How many lines in the records below hold the string "price"? Please answer with the number and nothing more.

┄┄┄┄┄┄┄┄┄┄┄┄┄┄┄┄┄┄┄┄

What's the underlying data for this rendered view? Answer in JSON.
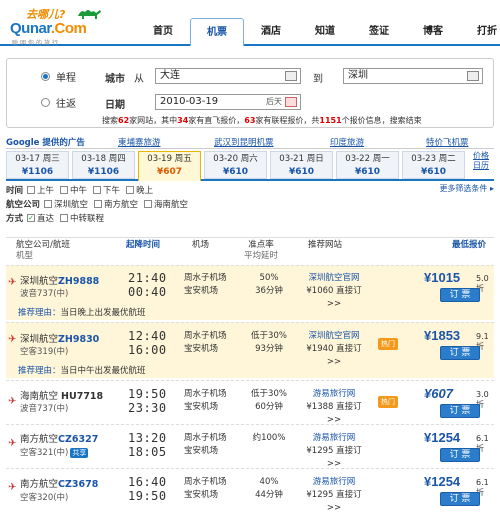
{
  "brand": {
    "slogan": "去哪儿?",
    "name_a": "Qunar",
    "name_b": ".Com",
    "sub": "聪明你的旅行"
  },
  "nav": [
    "首页",
    "机票",
    "酒店",
    "知道",
    "签证",
    "博客",
    "打折"
  ],
  "search": {
    "trip_oneway": "单程",
    "trip_round": "往返",
    "city_label": "城市",
    "from_label": "从",
    "from_value": "大连",
    "to_label": "到",
    "to_value": "深圳",
    "date_label": "日期",
    "date_value": "2010-03-19",
    "date_suffix": "后天",
    "note_a": "搜索",
    "note_sites": "62",
    "note_b": "家网站，其中",
    "note_direct": "34",
    "note_c": "家有直飞报价，",
    "note_conn": "63",
    "note_d": "家有联程报价，共",
    "note_total": "1151",
    "note_e": "个报价信息，搜索结束"
  },
  "ads": {
    "google": "Google 提供的广告",
    "links": [
      "東埔寨旅游",
      "武汉到昆明机票",
      "印度旅游",
      "特价飞机票"
    ]
  },
  "dates": [
    {
      "d": "03-17 周三",
      "p": "¥1106"
    },
    {
      "d": "03-18 周四",
      "p": "¥1106"
    },
    {
      "d": "03-19 周五",
      "p": "¥607"
    },
    {
      "d": "03-20 周六",
      "p": "¥610"
    },
    {
      "d": "03-21 周日",
      "p": "¥610"
    },
    {
      "d": "03-22 周一",
      "p": "¥610"
    },
    {
      "d": "03-23 周二",
      "p": "¥610"
    }
  ],
  "date_more": [
    "价格",
    "日历"
  ],
  "filters": {
    "time_label": "时间",
    "time_opts": [
      "上午",
      "中午",
      "下午",
      "晚上"
    ],
    "airline_label": "航空公司",
    "airline_opts": [
      "深圳航空",
      "南方航空",
      "海南航空"
    ],
    "mode_label": "方式",
    "mode_opts": [
      "直达",
      "中转联程"
    ],
    "more": "更多筛选条件 ▸"
  },
  "thead": {
    "airline": "航空公司/航班",
    "plane": "机型",
    "depart": "起降时间",
    "airport": "机场",
    "ontime": "准点率",
    "delay": "平均延时",
    "site": "推荐网站",
    "price": "最低报价"
  },
  "flights": [
    {
      "airline": "深圳航空",
      "fn": "ZH9888",
      "plane": "波音737(中)",
      "dep": "21:40",
      "arr": "00:40",
      "ap1": "周水子机场",
      "ap2": "宝安机场",
      "ot1": "50%",
      "ot2": "36分钟",
      "site": "深圳航空官网",
      "site2": "¥1060 直接订>>",
      "price": "¥1015",
      "disc": "5.0折",
      "buy": "订 票",
      "reason_k": "推荐理由：",
      "reason": "当日晚上出发最优航班"
    },
    {
      "airline": "深圳航空",
      "fn": "ZH9830",
      "plane": "空客319(中)",
      "dep": "12:40",
      "arr": "16:00",
      "ap1": "周水子机场",
      "ap2": "宝安机场",
      "ot1": "低于30%",
      "ot2": "93分钟",
      "site": "深圳航空官网",
      "site2": "¥1940 直接订>>",
      "hot": "热门",
      "price": "¥1853",
      "disc": "9.1折",
      "buy": "订 票",
      "reason_k": "推荐理由：",
      "reason": "当日中午出发最优航班"
    },
    {
      "airline": "海南航空",
      "fn": "HU7718",
      "plane": "波音737(中)",
      "dep": "19:50",
      "arr": "23:30",
      "ap1": "周水子机场",
      "ap2": "宝安机场",
      "ot1": "低于30%",
      "ot2": "60分钟",
      "site": "游易旅行网",
      "site2": "¥1388 直接订>>",
      "hot": "热门",
      "price": "¥607",
      "disc": "3.0折",
      "buy": "订 票"
    },
    {
      "airline": "南方航空",
      "fn": "CZ6327",
      "plane": "空客321(中)",
      "share": "共享",
      "dep": "13:20",
      "arr": "18:05",
      "ap1": "周水子机场",
      "ap2": "宝安机场",
      "ot1": "约100%",
      "ot2": "",
      "site": "游易旅行网",
      "site2": "¥1295 直接订>>",
      "price": "¥1254",
      "disc": "6.1折",
      "buy": "订 票"
    },
    {
      "airline": "南方航空",
      "fn": "CZ3678",
      "plane": "空客320(中)",
      "dep": "16:40",
      "arr": "19:50",
      "ap1": "周水子机场",
      "ap2": "宝安机场",
      "ot1": "40%",
      "ot2": "44分钟",
      "site": "游易旅行网",
      "site2": "¥1295 直接订>>",
      "price": "¥1254",
      "disc": "6.1折",
      "buy": "订 票"
    }
  ]
}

┄┄┄┄┄┄┄┄┄┄┄┄┄┄┄┄┄┄┄┄

OUTPUT BELOW:
6